> [Set exercise] Keep every line where the word "ylabel" appears; drop the rest.

## Begin Information given

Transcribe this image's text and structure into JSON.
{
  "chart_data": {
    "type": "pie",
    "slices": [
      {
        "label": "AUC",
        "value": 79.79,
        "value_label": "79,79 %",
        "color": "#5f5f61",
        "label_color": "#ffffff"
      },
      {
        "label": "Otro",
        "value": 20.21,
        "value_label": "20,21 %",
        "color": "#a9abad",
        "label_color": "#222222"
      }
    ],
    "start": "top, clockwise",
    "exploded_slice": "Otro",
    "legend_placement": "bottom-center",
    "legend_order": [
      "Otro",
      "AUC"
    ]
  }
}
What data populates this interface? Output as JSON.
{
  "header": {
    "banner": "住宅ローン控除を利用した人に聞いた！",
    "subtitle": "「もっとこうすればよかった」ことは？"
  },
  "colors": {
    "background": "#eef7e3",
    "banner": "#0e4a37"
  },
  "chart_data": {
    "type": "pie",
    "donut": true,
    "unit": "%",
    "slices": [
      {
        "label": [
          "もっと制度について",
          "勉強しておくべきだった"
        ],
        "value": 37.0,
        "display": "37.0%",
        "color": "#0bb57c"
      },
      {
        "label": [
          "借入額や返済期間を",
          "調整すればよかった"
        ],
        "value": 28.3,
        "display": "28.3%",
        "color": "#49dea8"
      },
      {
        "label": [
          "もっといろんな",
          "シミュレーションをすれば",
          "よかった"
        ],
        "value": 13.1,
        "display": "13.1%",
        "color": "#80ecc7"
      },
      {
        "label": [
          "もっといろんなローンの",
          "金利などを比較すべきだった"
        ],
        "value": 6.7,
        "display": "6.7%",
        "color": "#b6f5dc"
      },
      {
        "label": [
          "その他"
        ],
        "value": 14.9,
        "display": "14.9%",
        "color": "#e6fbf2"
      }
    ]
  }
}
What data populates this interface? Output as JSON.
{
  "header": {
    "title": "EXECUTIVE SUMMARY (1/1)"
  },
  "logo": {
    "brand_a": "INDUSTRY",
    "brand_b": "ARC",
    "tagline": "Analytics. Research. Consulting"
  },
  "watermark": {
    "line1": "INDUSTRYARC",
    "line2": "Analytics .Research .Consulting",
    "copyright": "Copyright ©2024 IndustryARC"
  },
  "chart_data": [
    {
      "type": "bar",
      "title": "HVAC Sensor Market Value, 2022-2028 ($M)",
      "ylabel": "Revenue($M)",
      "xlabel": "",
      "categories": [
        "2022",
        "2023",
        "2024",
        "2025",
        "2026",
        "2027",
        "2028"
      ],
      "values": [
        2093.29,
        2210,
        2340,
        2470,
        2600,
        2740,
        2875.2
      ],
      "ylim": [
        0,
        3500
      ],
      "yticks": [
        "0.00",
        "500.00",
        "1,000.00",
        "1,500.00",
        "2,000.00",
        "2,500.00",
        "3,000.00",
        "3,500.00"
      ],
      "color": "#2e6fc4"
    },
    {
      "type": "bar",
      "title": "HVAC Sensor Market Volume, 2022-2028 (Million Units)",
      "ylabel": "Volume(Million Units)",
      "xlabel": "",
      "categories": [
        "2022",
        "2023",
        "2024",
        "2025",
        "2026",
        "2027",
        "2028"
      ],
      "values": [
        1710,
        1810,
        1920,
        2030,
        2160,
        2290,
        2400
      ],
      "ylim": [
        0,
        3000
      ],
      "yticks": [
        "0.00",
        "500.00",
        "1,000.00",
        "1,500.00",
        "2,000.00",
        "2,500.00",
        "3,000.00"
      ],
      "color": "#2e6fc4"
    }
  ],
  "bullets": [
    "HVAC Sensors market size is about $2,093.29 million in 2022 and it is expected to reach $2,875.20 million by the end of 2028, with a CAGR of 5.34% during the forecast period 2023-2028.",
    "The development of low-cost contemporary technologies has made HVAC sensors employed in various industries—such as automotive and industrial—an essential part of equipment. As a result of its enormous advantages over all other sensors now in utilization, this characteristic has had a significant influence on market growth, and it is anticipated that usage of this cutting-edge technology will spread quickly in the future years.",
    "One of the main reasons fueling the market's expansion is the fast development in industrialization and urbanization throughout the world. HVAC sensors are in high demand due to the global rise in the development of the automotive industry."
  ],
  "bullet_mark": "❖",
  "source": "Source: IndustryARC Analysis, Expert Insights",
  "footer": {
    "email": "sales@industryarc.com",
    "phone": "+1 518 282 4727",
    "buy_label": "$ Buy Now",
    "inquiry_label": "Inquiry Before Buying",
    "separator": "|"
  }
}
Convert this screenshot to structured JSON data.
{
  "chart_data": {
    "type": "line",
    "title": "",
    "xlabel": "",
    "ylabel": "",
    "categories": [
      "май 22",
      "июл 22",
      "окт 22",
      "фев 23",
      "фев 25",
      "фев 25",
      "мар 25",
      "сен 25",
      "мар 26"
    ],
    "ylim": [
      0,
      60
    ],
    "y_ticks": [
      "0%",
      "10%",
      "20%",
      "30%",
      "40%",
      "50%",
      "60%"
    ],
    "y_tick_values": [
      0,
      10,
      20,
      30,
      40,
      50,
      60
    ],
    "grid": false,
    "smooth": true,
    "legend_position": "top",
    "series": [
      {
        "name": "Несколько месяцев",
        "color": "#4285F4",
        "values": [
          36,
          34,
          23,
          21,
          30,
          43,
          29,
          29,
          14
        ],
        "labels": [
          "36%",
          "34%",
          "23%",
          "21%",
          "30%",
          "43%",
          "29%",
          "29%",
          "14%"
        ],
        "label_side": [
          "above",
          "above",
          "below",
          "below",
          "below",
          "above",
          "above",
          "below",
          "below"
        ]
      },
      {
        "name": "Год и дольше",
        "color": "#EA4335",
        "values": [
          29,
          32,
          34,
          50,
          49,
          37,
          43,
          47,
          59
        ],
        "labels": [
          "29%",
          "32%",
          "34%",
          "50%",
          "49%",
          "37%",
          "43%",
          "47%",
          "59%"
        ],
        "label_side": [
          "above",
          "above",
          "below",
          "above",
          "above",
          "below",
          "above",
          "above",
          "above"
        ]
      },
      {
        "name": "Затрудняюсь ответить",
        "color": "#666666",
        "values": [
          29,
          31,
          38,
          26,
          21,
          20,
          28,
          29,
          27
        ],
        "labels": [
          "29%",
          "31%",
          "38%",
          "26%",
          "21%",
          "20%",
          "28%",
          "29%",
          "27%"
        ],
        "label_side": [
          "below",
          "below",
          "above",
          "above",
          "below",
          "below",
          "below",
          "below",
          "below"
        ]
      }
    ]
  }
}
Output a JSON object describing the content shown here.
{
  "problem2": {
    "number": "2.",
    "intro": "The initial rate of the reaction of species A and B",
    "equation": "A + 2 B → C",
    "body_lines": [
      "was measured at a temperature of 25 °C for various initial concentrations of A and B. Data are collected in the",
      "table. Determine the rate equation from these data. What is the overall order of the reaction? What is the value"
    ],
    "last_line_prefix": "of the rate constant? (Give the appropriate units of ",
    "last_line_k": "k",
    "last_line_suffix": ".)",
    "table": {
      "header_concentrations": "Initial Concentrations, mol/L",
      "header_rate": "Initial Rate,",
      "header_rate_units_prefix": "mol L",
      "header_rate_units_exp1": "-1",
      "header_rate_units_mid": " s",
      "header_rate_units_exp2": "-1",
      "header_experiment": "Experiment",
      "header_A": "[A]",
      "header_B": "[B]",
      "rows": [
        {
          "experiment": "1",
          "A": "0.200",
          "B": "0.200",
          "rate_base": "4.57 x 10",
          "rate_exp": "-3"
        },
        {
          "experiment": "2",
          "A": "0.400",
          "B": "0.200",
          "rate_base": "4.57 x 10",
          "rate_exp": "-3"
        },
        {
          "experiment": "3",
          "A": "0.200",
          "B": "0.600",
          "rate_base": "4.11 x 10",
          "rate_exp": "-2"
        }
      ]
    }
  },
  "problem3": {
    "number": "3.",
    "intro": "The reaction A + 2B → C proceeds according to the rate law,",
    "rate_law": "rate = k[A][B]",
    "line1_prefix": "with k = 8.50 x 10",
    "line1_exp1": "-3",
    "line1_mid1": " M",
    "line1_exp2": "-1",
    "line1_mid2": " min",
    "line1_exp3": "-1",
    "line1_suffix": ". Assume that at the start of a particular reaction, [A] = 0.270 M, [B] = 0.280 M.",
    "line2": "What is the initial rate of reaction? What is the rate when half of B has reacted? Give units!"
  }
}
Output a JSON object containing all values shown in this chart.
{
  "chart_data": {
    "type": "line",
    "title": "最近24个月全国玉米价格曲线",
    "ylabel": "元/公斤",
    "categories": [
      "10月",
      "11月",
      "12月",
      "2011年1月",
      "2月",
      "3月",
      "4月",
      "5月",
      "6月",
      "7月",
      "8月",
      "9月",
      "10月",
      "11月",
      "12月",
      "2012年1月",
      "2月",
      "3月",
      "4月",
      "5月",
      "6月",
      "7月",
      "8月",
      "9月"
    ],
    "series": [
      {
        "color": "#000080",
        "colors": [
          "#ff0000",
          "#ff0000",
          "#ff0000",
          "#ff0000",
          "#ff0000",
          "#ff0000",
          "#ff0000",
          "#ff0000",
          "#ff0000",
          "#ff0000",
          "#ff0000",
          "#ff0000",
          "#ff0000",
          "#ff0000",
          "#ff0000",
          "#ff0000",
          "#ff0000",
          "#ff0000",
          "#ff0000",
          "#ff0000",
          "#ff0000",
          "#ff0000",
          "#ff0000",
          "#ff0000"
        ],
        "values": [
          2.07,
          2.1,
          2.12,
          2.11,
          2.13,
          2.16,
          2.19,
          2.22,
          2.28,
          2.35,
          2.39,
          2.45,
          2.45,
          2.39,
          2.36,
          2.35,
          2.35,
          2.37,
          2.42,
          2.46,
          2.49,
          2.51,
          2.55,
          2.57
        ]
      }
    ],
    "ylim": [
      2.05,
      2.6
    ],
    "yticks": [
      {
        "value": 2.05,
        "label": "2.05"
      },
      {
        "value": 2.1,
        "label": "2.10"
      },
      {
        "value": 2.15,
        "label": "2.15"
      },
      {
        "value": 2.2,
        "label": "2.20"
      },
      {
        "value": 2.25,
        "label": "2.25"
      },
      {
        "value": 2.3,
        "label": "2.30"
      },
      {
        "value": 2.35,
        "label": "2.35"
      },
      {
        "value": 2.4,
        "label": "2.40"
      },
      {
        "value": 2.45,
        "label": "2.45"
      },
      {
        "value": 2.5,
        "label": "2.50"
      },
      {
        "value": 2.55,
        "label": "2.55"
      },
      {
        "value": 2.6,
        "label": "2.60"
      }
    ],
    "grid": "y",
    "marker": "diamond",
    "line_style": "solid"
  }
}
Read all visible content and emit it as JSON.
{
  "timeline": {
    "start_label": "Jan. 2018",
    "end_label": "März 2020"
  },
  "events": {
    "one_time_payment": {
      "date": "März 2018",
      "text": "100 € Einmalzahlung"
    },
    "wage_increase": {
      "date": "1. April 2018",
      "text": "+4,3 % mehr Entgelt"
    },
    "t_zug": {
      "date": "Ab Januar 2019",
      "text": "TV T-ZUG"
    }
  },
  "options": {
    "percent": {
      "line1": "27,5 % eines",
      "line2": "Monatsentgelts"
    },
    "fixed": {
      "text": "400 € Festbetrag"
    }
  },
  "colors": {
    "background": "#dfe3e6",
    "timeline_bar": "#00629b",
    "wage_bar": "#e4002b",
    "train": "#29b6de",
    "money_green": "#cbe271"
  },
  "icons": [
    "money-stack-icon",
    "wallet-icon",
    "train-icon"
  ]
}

## End Information given

> [Response]
      "ylabel": "Revenue($M)",
      "ylabel": "Volume(Million Units)",
    "ylabel": "",
    "ylabel": "元/公斤",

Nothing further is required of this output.